— START —

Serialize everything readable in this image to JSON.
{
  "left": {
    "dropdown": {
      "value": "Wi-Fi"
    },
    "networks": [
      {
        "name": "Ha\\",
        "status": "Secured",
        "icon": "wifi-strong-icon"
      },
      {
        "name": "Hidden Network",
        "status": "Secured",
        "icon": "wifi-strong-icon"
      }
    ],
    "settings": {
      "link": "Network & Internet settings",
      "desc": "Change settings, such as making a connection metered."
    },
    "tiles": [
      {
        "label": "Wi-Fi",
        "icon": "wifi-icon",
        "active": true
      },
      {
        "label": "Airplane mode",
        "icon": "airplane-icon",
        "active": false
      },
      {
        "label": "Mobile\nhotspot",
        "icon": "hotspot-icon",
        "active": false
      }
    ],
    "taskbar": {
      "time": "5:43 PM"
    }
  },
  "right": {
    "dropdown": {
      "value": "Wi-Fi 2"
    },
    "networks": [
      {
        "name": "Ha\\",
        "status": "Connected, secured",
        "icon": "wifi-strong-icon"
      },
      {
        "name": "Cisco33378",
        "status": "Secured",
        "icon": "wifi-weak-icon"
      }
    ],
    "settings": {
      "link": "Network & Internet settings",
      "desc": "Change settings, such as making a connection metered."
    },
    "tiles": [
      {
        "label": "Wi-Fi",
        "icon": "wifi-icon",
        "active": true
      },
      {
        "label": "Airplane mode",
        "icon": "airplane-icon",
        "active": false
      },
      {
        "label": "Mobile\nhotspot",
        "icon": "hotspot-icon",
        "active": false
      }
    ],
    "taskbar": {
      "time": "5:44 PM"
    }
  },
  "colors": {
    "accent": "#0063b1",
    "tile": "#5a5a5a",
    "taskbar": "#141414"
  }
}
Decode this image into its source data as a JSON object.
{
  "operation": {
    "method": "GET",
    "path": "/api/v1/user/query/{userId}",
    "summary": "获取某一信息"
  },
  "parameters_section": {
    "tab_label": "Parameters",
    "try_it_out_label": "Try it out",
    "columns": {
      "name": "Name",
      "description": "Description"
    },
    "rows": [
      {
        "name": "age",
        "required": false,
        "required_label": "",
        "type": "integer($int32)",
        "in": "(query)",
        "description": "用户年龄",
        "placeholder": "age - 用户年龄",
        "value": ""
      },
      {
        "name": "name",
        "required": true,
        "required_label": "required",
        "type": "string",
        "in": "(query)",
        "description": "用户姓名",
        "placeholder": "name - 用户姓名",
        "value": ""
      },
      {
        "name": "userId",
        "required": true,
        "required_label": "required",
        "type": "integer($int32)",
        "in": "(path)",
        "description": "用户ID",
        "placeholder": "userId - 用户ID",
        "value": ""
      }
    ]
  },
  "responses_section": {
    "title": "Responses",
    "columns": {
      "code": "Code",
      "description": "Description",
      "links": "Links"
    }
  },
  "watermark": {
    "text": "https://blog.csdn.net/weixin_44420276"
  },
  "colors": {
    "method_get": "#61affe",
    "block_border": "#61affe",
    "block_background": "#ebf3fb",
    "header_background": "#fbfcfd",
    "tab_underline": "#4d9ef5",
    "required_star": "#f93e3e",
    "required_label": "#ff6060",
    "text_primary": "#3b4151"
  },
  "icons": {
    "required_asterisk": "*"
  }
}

— END —

# Directive
Type out all of the material again, word for word.

# Exercise result
Serialize everything readable in this image to JSON.
{
  "left": {
    "dropdown": {
      "value": "Wi-Fi"
    },
    "networks": [
      {
        "name": "Ha\\",
        "status": "Secured",
        "icon": "wifi-strong-icon"
      },
      {
        "name": "Hidden Network",
        "status": "Secured",
        "icon": "wifi-strong-icon"
      }
    ],
    "settings": {
      "link": "Network & Internet settings",
      "desc": "Change settings, such as making a connection metered."
    },
    "tiles": [
      {
        "label": "Wi-Fi",
        "icon": "wifi-icon",
        "active": true
      },
      {
        "label": "Airplane mode",
        "icon": "airplane-icon",
        "active": false
      },
      {
        "label": "Mobile\nhotspot",
        "icon": "hotspot-icon",
        "active": false
      }
    ],
    "taskbar": {
      "time": "5:43 PM"
    }
  },
  "right": {
    "dropdown": {
      "value": "Wi-Fi 2"
    },
    "networks": [
      {
        "name": "Ha\\",
        "status": "Connected, secured",
        "icon": "wifi-strong-icon"
      },
      {
        "name": "Cisco33378",
        "status": "Secured",
        "icon": "wifi-weak-icon"
      }
    ],
    "settings": {
      "link": "Network & Internet settings",
      "desc": "Change settings, such as making a connection metered."
    },
    "tiles": [
      {
        "label": "Wi-Fi",
        "icon": "wifi-icon",
        "active": true
      },
      {
        "label": "Airplane mode",
        "icon": "airplane-icon",
        "active": false
      },
      {
        "label": "Mobile\nhotspot",
        "icon": "hotspot-icon",
        "active": false
      }
    ],
    "taskbar": {
      "time": "5:44 PM"
    }
  },
  "colors": {
    "accent": "#0063b1",
    "tile": "#5a5a5a",
    "taskbar": "#141414"
  }
}
Decode this image into its source data as a JSON object.
{
  "operation": {
    "method": "GET",
    "path": "/api/v1/user/query/{userId}",
    "summary": "获取某一信息"
  },
  "parameters_section": {
    "tab_label": "Parameters",
    "try_it_out_label": "Try it out",
    "columns": {
      "name": "Name",
      "description": "Description"
    },
    "rows": [
      {
        "name": "age",
        "required": false,
        "required_label": "",
        "type": "integer($int32)",
        "in": "(query)",
        "description": "用户年龄",
        "placeholder": "age - 用户年龄",
        "value": ""
      },
      {
        "name": "name",
        "required": true,
        "required_label": "required",
        "type": "string",
        "in": "(query)",
        "description": "用户姓名",
        "placeholder": "name - 用户姓名",
        "value": ""
      },
      {
        "name": "userId",
        "required": true,
        "required_label": "required",
        "type": "integer($int32)",
        "in": "(path)",
        "description": "用户ID",
        "placeholder": "userId - 用户ID",
        "value": ""
      }
    ]
  },
  "responses_section": {
    "title": "Responses",
    "columns": {
      "code": "Code",
      "description": "Description",
      "links": "Links"
    }
  },
  "watermark": {
    "text": "https://blog.csdn.net/weixin_44420276"
  },
  "colors": {
    "method_get": "#61affe",
    "block_border": "#61affe",
    "block_background": "#ebf3fb",
    "header_background": "#fbfcfd",
    "tab_underline": "#4d9ef5",
    "required_star": "#f93e3e",
    "required_label": "#ff6060",
    "text_primary": "#3b4151"
  },
  "icons": {
    "required_asterisk": "*"
  }
}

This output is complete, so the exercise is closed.